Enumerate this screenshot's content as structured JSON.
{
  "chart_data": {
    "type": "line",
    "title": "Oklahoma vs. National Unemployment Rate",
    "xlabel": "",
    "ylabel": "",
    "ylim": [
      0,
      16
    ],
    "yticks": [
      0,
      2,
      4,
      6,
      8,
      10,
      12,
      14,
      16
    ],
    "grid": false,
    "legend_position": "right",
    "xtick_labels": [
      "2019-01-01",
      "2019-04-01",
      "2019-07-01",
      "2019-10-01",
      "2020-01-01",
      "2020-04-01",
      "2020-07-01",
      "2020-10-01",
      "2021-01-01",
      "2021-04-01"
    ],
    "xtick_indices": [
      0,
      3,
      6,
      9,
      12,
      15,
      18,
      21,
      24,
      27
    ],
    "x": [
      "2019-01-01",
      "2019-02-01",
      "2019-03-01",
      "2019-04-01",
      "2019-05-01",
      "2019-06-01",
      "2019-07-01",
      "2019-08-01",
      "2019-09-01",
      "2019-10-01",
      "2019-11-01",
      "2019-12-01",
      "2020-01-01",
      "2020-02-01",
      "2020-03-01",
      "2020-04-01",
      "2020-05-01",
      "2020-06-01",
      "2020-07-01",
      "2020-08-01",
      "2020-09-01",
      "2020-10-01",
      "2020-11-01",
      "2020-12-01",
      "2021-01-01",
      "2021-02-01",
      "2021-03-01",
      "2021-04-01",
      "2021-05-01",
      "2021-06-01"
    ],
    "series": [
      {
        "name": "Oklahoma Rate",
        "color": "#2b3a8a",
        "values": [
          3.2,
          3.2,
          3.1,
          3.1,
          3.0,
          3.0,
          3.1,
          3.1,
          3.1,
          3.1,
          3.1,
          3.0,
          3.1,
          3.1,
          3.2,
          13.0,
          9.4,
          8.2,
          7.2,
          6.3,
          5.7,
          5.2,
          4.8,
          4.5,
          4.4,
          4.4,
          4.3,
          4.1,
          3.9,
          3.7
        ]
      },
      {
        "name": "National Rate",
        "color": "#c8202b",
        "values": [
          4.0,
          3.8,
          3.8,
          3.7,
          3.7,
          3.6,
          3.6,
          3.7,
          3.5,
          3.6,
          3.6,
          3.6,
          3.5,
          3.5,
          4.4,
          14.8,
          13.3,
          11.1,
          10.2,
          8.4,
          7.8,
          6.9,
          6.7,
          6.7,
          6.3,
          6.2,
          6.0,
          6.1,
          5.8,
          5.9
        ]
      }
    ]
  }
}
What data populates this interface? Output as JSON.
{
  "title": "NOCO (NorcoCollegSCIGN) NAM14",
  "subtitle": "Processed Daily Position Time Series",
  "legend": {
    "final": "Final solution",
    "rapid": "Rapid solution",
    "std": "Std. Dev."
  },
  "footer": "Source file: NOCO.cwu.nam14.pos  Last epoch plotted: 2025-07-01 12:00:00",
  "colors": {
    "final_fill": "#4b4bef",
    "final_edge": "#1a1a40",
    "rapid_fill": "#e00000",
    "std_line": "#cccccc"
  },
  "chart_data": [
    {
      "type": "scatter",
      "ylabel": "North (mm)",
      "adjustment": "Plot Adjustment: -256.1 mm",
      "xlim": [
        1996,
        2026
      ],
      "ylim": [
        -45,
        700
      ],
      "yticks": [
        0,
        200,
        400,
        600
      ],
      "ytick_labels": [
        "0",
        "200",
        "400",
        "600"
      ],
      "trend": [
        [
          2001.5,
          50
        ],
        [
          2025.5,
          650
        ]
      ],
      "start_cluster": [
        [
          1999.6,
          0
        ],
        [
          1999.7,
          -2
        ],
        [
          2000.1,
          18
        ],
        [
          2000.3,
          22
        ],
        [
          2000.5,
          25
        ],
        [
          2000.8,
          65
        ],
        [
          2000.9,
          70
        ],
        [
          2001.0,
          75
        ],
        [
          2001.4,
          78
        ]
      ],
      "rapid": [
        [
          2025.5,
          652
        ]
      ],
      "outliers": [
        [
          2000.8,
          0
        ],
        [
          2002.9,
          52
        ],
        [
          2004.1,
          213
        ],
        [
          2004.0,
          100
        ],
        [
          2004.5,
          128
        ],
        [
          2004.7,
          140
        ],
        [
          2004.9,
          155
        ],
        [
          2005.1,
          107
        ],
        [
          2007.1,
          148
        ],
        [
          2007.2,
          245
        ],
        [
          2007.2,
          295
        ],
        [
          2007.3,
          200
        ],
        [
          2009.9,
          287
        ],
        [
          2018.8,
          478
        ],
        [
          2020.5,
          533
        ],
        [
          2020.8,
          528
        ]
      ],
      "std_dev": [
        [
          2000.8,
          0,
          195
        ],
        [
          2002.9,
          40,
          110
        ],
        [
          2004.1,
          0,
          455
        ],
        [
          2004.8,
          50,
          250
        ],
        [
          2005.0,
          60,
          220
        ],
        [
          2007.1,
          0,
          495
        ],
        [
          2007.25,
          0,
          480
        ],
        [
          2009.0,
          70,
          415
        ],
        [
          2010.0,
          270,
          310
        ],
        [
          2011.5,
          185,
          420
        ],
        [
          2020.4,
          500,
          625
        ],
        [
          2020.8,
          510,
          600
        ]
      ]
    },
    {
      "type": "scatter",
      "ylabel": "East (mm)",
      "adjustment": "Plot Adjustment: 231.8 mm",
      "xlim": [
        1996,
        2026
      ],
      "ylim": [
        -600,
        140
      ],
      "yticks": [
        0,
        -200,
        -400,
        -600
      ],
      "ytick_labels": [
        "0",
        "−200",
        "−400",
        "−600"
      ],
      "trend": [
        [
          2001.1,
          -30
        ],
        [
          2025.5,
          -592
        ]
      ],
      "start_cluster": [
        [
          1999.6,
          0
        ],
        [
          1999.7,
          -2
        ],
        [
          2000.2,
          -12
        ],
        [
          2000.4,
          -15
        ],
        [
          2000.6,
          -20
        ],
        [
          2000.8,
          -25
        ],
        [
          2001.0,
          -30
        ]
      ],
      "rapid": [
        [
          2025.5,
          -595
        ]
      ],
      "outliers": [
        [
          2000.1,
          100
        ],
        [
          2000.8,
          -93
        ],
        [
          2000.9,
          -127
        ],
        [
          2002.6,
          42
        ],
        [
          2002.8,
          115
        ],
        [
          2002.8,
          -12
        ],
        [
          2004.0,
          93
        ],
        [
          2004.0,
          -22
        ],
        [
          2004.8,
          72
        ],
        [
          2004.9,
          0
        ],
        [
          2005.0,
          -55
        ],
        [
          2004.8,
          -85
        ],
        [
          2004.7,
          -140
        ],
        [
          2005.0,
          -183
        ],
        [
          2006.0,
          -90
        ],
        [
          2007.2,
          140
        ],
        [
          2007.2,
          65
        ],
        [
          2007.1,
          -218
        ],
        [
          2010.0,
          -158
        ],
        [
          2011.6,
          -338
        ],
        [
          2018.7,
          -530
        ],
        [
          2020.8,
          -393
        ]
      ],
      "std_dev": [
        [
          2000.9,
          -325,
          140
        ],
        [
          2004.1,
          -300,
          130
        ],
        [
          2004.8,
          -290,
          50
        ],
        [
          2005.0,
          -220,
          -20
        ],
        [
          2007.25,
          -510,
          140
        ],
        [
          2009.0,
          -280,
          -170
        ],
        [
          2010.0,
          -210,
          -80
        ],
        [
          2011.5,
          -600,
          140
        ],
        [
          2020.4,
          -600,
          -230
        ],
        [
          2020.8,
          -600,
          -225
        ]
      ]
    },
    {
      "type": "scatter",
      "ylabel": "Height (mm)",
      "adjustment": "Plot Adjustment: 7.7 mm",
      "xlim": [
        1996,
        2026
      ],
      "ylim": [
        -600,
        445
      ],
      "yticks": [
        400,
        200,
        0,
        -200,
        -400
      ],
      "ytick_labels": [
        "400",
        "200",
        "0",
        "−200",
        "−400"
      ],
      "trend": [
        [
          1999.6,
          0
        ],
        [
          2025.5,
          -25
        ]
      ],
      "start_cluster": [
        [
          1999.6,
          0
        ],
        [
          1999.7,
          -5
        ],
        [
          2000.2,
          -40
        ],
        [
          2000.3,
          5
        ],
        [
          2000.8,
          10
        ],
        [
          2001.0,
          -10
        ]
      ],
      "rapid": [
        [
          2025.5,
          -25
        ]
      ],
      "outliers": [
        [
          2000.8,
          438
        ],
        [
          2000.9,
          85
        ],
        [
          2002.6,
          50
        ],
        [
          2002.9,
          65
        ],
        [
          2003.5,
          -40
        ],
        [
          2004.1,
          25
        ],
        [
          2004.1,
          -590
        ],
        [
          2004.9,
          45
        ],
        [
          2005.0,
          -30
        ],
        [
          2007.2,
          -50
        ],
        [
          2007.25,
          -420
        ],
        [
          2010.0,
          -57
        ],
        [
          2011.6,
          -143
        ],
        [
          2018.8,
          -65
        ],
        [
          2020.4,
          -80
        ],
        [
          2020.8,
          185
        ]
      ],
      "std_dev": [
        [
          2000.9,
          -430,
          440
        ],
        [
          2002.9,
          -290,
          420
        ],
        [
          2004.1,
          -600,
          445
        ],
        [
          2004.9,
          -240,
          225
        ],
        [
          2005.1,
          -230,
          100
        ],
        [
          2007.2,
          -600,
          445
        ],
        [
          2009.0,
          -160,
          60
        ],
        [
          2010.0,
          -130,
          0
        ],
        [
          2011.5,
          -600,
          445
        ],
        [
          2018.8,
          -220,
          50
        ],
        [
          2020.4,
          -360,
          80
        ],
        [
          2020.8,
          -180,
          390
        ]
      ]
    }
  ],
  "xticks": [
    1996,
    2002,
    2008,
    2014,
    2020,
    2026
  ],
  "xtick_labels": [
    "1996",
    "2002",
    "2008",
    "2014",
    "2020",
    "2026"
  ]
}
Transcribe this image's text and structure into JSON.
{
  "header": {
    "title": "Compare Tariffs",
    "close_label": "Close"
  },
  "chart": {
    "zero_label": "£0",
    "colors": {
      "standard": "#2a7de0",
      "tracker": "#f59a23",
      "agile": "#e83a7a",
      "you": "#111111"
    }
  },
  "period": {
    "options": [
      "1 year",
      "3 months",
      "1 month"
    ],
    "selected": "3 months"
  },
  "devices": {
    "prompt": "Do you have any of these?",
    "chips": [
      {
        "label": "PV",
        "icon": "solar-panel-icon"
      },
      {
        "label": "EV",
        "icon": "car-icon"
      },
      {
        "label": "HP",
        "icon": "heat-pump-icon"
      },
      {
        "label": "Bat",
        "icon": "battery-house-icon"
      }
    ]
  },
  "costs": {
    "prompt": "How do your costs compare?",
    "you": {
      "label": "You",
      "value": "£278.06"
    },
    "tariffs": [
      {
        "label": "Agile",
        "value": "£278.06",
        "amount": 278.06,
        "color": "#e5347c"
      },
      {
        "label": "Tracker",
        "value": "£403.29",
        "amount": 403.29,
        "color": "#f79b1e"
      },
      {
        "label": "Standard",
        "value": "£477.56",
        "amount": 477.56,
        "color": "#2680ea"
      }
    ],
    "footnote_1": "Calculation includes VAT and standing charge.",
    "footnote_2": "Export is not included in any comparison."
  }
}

◆ Prompt:
Look through the entries above and report each line where the string "ylabel" occurs.

◆ Output for this task:
    "ylabel": "",
      "ylabel": "North (mm)",
      "ylabel": "East (mm)",
      "ylabel": "Height (mm)",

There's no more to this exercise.